- **Problem to solve**
Pick out and copy every line below that has the word "JSON".

- **Data for this exercise**
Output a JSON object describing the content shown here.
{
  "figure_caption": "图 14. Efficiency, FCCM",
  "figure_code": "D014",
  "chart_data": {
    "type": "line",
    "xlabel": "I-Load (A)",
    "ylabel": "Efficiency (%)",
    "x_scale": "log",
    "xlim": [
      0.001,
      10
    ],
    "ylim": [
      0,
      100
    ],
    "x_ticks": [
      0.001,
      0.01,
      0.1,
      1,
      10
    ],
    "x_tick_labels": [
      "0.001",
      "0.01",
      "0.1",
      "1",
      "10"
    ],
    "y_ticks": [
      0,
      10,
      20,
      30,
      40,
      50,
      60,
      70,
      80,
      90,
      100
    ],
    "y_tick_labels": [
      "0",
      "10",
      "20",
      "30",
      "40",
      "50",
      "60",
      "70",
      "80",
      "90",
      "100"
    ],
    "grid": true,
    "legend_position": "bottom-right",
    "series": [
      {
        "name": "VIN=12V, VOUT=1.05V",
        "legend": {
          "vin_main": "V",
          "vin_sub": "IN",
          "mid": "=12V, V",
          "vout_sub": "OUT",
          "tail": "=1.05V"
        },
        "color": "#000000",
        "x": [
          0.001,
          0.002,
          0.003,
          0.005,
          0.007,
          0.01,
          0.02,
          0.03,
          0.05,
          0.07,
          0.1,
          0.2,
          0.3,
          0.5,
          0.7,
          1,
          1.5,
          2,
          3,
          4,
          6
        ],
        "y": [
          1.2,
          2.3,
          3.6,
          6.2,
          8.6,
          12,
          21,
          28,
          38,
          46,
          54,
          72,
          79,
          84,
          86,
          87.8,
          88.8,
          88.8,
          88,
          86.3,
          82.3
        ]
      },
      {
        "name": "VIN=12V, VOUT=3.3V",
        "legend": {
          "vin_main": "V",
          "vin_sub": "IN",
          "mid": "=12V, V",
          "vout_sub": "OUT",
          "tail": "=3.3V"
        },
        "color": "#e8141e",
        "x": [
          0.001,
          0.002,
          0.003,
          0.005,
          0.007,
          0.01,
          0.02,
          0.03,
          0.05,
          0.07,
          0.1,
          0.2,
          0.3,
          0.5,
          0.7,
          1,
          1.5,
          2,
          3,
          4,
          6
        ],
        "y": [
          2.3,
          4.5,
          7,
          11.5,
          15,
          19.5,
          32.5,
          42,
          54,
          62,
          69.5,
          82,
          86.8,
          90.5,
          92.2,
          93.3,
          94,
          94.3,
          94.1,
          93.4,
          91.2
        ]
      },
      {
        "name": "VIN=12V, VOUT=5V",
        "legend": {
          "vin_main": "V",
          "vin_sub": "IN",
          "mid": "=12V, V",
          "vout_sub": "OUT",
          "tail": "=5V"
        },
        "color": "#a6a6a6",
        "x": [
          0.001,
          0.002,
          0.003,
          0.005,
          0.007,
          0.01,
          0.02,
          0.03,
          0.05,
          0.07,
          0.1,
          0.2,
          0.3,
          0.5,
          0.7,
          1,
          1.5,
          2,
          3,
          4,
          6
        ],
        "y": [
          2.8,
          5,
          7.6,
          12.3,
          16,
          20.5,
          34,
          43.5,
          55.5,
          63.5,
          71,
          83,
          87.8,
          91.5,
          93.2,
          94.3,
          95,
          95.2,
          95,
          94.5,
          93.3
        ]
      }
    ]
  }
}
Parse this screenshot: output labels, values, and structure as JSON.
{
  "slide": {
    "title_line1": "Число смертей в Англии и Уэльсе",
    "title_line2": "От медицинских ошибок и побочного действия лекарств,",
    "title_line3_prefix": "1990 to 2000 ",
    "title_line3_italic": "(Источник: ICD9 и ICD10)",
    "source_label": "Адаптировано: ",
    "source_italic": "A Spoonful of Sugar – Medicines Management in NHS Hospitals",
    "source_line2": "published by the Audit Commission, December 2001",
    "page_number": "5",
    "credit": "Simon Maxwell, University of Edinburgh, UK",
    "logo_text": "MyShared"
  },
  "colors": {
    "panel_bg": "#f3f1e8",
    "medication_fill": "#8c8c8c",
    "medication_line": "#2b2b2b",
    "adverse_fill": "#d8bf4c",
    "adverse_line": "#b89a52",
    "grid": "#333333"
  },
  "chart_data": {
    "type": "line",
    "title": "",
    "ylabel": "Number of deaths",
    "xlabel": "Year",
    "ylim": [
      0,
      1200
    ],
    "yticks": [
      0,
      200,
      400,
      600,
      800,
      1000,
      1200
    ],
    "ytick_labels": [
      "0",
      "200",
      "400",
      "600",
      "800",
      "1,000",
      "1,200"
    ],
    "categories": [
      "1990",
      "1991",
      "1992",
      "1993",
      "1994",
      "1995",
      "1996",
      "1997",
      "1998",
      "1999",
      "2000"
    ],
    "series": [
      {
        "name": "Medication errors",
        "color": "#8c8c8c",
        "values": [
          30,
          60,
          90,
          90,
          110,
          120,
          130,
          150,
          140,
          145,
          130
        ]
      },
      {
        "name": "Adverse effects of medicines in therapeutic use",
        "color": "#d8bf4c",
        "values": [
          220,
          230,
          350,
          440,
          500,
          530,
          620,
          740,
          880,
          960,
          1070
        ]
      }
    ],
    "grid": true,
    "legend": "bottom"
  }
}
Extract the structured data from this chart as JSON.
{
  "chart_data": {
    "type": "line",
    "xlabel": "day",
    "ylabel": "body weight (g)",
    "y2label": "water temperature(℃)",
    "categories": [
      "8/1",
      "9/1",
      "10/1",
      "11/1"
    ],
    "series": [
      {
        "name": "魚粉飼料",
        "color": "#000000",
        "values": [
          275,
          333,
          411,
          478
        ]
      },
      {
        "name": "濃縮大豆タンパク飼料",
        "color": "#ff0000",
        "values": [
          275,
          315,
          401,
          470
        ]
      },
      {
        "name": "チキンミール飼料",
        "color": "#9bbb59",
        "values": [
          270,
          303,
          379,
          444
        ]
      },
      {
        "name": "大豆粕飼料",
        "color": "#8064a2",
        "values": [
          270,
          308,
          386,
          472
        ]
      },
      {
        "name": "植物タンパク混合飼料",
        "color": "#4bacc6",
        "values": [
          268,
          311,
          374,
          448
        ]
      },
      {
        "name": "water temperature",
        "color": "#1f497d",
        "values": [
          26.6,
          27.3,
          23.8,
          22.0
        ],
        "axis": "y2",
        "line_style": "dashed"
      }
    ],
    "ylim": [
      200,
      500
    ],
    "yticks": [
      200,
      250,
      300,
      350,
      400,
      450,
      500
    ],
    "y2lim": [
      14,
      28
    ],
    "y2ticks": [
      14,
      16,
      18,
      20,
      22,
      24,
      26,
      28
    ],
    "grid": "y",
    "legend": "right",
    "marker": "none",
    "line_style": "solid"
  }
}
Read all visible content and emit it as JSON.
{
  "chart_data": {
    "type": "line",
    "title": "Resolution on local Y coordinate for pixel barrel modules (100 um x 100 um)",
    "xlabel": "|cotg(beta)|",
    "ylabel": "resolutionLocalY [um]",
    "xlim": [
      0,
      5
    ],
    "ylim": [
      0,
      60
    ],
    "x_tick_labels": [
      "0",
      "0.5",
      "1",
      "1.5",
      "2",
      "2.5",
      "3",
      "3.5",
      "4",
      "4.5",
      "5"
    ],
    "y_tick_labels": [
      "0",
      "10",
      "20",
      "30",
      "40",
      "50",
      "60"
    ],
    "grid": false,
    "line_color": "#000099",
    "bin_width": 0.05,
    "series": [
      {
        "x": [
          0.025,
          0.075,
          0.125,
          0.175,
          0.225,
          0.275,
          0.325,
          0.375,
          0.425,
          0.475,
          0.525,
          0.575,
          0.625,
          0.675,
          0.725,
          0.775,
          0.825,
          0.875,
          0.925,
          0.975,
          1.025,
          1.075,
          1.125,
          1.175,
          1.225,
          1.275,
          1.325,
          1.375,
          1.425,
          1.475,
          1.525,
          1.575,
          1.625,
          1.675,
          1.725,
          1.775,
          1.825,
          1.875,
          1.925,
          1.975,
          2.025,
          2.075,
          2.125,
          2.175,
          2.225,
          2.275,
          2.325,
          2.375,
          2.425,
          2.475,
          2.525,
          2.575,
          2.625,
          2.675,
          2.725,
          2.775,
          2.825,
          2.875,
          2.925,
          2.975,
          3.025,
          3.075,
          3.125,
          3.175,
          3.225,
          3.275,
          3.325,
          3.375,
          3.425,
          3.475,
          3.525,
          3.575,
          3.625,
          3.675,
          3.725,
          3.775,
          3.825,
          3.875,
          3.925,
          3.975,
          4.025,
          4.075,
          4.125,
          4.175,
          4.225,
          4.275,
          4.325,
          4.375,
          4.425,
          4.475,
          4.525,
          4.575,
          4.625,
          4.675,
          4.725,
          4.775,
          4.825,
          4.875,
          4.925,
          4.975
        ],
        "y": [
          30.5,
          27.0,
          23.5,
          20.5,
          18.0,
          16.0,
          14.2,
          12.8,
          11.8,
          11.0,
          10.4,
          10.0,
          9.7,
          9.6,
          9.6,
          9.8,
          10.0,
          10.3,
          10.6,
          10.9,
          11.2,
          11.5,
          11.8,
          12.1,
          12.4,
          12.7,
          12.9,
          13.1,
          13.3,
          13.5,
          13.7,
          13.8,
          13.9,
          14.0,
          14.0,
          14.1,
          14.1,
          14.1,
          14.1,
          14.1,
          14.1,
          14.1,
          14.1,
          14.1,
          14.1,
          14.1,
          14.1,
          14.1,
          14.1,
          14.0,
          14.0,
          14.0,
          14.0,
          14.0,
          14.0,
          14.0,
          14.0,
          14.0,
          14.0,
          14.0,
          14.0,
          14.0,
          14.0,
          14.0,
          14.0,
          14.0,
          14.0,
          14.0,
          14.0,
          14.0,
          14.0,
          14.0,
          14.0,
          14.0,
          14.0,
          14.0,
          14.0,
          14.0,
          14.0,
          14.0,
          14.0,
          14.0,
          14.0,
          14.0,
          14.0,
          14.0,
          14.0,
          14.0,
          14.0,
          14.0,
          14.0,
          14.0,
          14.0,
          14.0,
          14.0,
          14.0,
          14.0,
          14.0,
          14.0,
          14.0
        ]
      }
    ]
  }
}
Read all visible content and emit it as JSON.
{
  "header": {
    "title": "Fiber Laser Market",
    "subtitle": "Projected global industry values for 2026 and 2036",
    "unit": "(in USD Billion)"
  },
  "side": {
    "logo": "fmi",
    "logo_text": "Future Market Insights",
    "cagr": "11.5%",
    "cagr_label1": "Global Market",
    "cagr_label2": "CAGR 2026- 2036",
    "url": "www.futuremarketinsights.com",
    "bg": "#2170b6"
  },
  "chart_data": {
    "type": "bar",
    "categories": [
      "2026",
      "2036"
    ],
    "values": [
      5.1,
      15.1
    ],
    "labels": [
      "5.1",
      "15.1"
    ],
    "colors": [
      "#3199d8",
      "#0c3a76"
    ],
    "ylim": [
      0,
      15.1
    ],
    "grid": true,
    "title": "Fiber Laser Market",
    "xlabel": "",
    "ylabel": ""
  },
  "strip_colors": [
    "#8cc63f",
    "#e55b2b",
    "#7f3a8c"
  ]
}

- **Answer to this exercise**
Output a JSON object describing the content shown here.
Parse this screenshot: output labels, values, and structure as JSON.
Extract the structured data from this chart as JSON.
Read all visible content and emit it as JSON.
Read all visible content and emit it as JSON.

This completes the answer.